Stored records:
---+---
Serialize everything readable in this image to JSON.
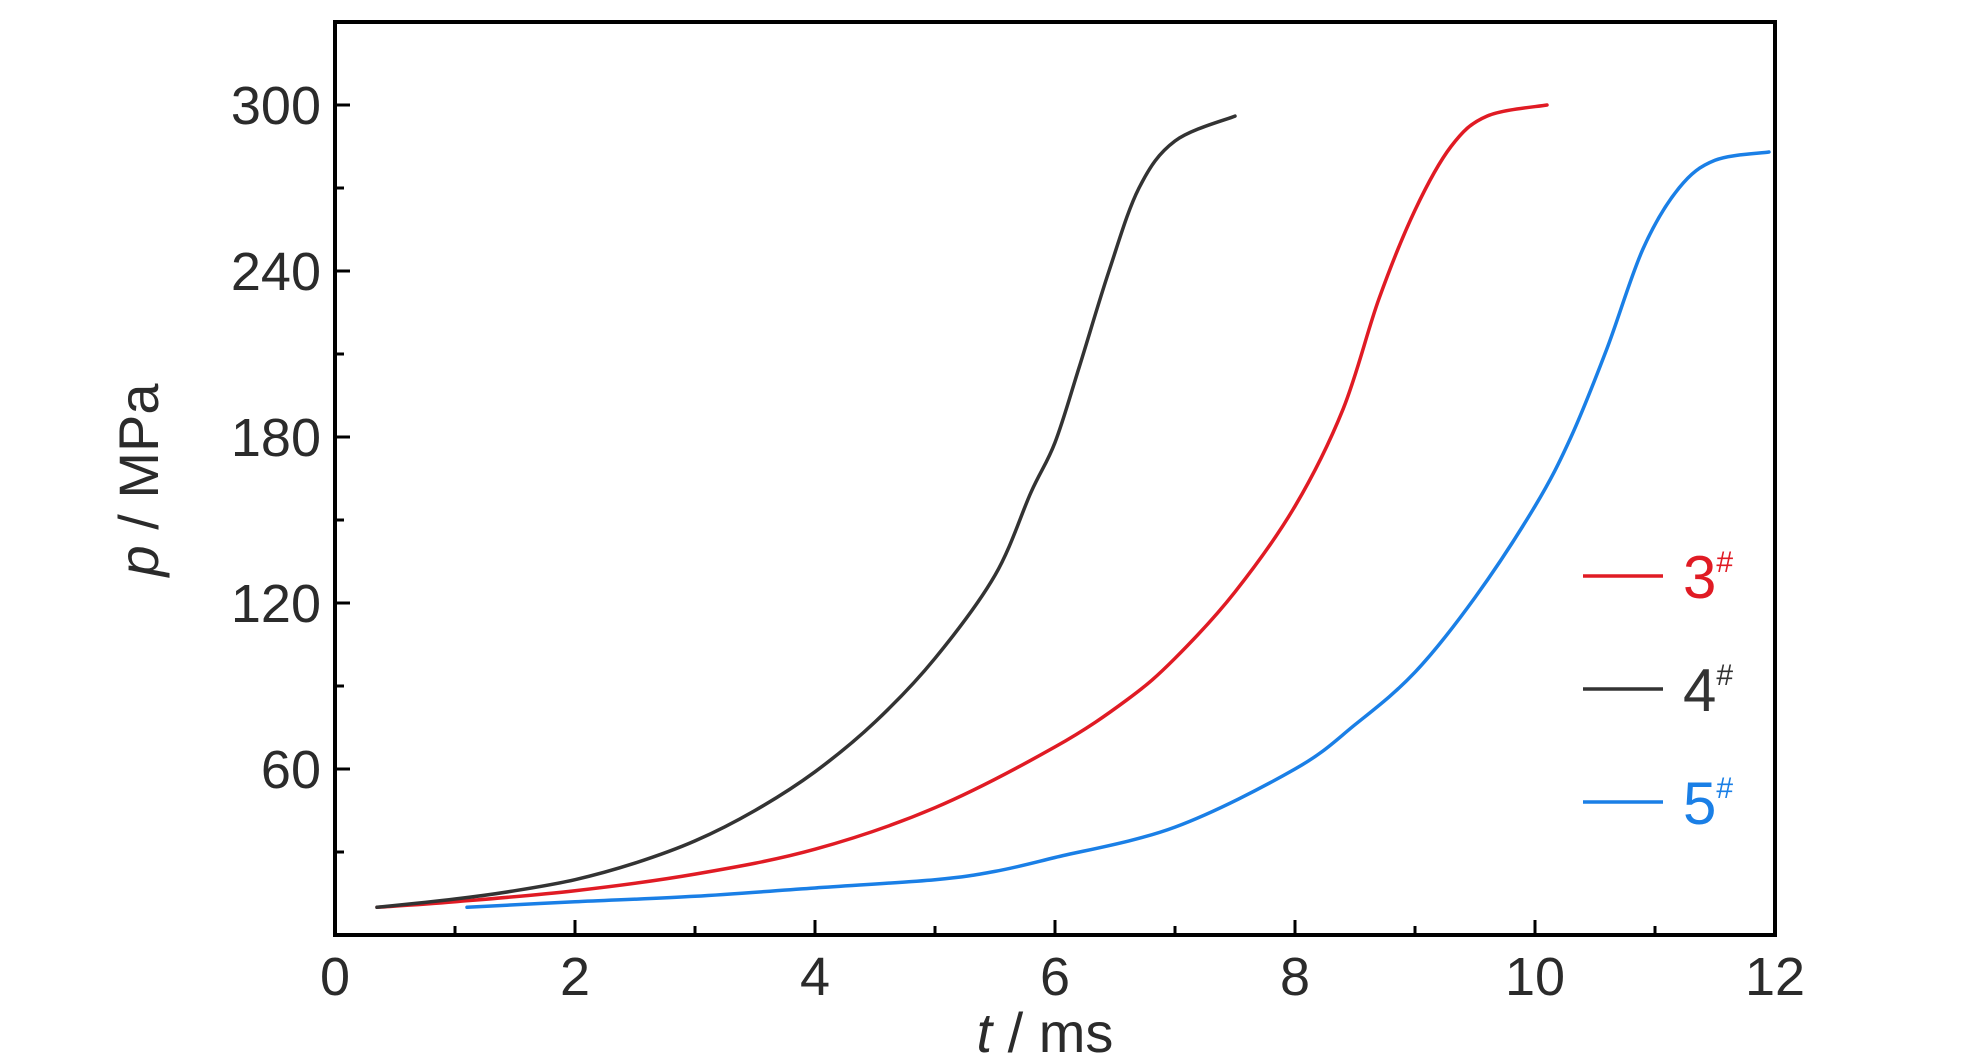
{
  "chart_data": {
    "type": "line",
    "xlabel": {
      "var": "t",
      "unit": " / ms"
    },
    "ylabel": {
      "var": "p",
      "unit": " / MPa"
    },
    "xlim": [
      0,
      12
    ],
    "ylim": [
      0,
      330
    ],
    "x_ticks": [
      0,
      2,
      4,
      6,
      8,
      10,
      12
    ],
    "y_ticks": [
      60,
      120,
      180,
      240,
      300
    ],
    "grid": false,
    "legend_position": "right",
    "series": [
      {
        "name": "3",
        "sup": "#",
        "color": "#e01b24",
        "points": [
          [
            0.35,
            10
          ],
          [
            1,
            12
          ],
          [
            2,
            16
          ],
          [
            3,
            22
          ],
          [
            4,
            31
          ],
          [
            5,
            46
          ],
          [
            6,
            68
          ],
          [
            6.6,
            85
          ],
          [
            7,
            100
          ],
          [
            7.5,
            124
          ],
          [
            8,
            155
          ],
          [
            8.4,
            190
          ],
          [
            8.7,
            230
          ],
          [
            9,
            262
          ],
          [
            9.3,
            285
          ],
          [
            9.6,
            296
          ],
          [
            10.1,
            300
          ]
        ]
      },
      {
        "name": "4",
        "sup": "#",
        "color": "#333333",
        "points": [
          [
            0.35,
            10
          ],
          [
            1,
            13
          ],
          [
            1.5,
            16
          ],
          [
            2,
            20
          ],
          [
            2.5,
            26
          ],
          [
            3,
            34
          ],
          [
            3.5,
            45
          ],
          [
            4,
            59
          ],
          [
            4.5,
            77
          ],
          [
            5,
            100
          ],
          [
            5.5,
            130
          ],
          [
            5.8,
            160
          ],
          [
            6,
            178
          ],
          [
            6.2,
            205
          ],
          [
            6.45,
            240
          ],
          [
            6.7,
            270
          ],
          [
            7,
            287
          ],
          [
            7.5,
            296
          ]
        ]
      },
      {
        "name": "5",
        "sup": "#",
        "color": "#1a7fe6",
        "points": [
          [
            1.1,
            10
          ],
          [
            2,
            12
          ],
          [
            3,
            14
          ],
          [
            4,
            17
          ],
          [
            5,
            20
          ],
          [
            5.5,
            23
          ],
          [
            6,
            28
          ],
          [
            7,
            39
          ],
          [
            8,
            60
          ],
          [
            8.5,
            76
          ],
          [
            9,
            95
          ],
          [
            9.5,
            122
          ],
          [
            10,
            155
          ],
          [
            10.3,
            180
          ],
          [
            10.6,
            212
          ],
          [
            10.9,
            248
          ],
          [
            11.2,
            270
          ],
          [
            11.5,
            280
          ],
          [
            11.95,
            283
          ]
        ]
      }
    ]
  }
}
---+---
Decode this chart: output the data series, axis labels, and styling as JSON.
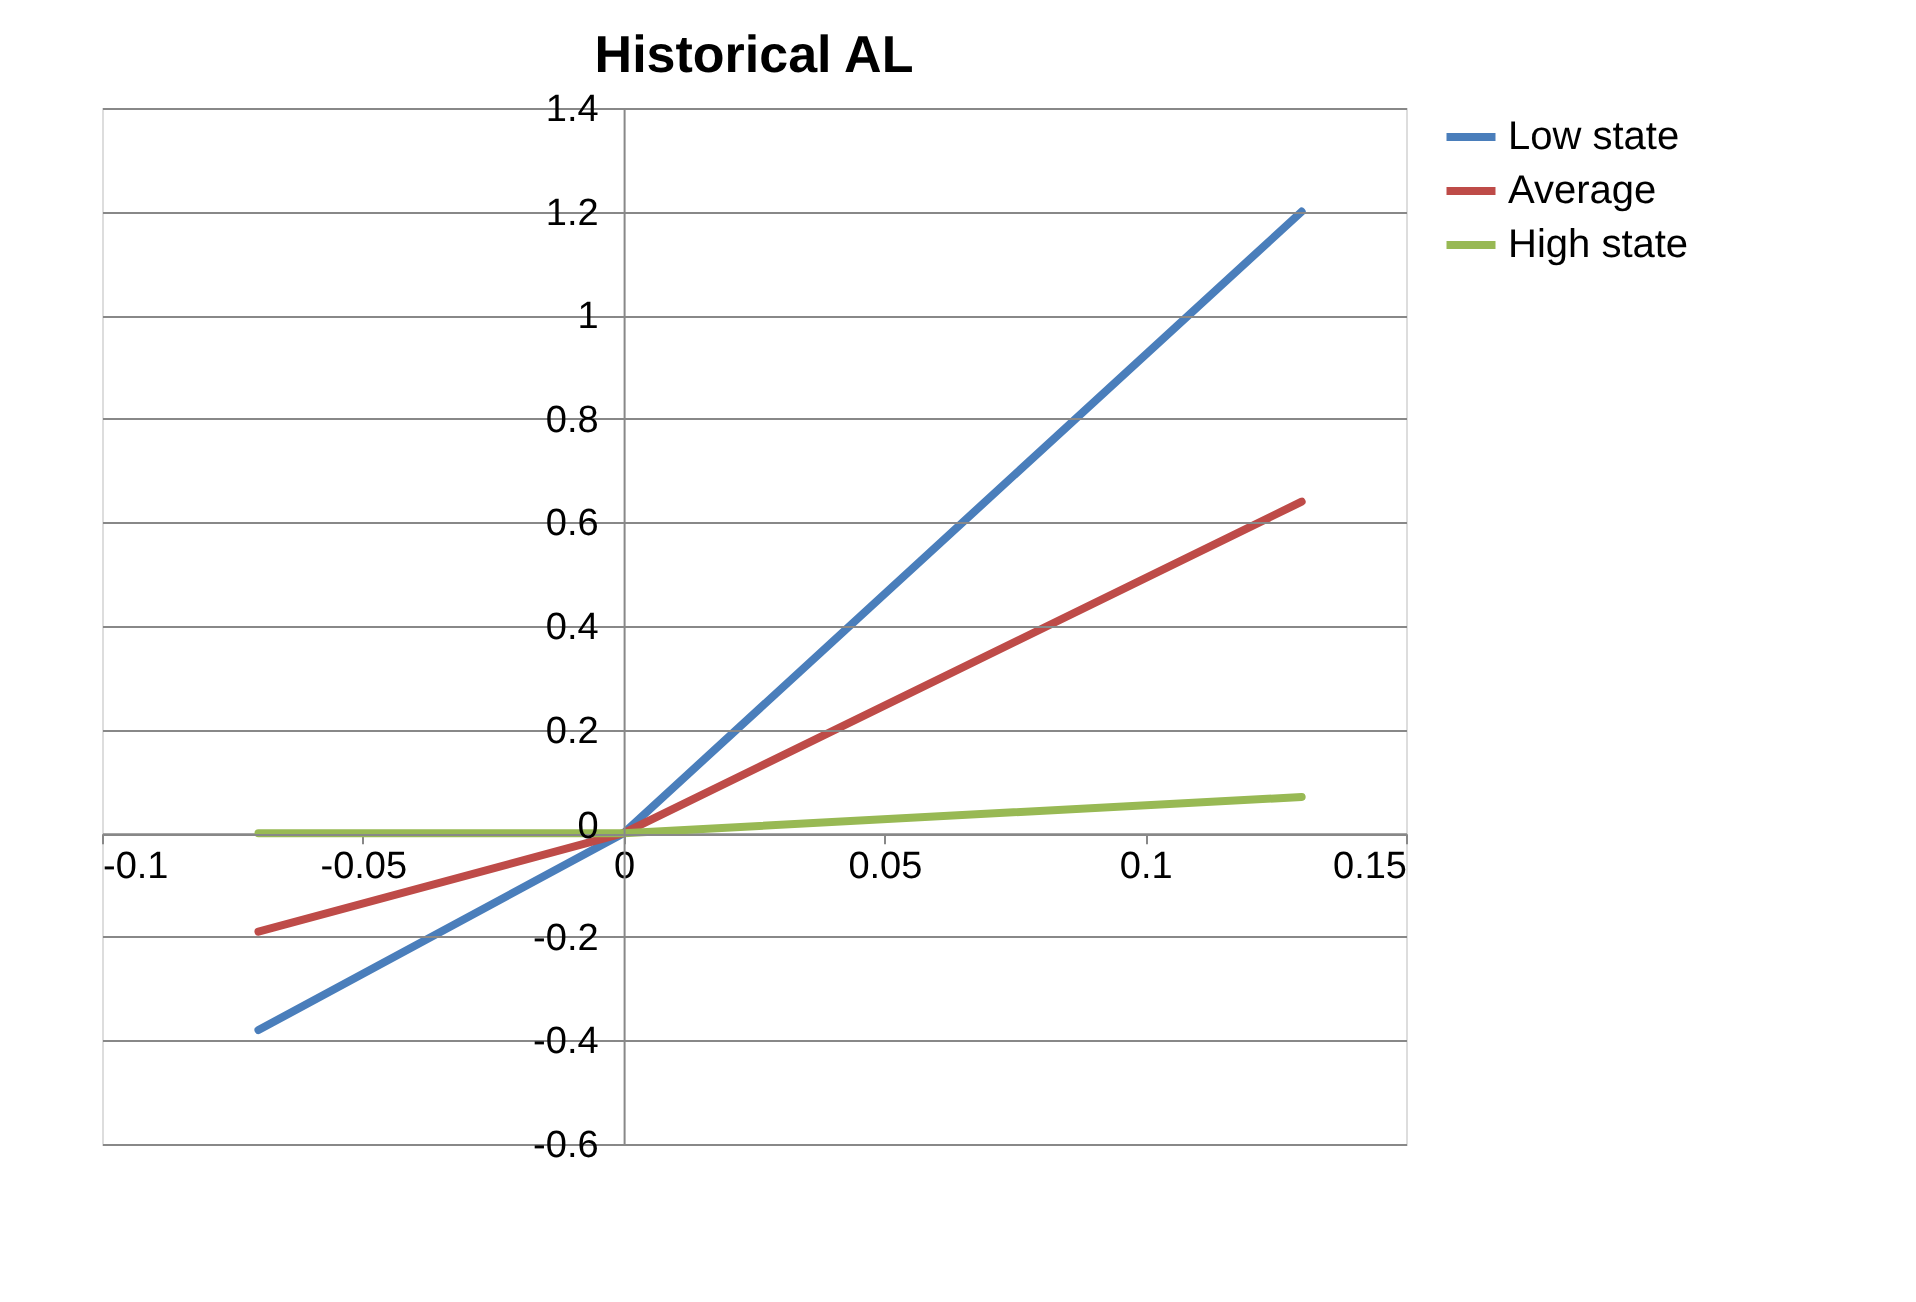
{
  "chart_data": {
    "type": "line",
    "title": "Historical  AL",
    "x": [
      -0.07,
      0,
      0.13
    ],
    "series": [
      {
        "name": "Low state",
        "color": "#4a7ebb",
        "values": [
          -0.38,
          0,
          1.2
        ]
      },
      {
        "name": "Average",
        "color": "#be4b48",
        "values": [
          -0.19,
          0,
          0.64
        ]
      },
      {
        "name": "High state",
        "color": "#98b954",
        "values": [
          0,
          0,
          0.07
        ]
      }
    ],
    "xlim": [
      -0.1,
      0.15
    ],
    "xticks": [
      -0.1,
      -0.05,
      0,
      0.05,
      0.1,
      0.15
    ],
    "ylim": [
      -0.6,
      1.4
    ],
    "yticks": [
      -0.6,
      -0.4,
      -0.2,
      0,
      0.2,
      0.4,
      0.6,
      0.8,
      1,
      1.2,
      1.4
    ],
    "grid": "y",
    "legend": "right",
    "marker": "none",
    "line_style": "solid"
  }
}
---+---
EXERCISE DIRECTIONS »
Filter the entries above down to the lines containing the word "color".

EXERCISE RESPONSE »
        "color": "#e01b24",
        "color": "#333333",
        "color": "#1a7fe6",
        "color": "#4a7ebb",
        "color": "#be4b48",
        "color": "#98b954",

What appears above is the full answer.